REQUIRED WORK
Give the number of lines that include the word "环境科学与工程学院", nothing more.

***

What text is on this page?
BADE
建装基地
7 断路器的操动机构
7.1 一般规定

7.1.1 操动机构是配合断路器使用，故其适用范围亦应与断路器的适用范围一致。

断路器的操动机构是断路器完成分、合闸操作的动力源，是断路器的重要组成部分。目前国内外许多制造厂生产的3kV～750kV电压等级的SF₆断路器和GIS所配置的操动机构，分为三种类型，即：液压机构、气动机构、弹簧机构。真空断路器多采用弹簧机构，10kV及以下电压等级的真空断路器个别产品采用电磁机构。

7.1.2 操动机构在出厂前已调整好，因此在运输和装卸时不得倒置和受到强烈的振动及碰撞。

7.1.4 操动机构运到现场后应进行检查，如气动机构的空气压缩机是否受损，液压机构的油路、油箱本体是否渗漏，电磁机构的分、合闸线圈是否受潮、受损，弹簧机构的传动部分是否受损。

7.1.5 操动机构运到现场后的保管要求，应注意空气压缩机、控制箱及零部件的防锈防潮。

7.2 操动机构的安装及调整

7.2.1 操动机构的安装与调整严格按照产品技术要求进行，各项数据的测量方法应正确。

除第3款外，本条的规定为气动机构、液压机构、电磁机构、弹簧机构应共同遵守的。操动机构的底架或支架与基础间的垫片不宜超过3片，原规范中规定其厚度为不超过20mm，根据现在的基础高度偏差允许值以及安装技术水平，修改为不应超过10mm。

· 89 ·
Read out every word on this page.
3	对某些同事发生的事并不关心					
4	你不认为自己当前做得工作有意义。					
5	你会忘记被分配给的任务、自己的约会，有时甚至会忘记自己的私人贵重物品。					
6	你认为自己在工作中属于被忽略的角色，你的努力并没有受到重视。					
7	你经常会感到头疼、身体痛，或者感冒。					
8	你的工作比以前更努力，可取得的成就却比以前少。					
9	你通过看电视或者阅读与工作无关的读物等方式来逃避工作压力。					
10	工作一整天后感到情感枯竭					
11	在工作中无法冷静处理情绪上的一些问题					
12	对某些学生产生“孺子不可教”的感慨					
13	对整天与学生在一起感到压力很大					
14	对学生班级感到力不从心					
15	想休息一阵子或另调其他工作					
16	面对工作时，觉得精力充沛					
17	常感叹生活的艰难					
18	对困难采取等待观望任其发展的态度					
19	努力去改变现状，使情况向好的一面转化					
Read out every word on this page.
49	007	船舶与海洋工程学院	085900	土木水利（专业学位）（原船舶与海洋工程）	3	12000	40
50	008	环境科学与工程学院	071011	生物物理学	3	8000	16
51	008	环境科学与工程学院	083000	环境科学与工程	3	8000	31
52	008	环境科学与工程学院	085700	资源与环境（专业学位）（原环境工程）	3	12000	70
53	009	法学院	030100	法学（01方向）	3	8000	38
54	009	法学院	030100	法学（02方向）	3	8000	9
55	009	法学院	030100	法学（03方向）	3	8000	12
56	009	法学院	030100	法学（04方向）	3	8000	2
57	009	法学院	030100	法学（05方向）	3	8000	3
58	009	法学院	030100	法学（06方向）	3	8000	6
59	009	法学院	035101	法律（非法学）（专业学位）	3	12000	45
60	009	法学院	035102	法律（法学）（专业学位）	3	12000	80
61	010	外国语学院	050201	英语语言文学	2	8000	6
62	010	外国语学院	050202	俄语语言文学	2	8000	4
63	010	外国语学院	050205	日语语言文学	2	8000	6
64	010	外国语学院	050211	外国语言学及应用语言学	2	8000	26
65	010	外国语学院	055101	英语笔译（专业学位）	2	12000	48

***

RESULT
3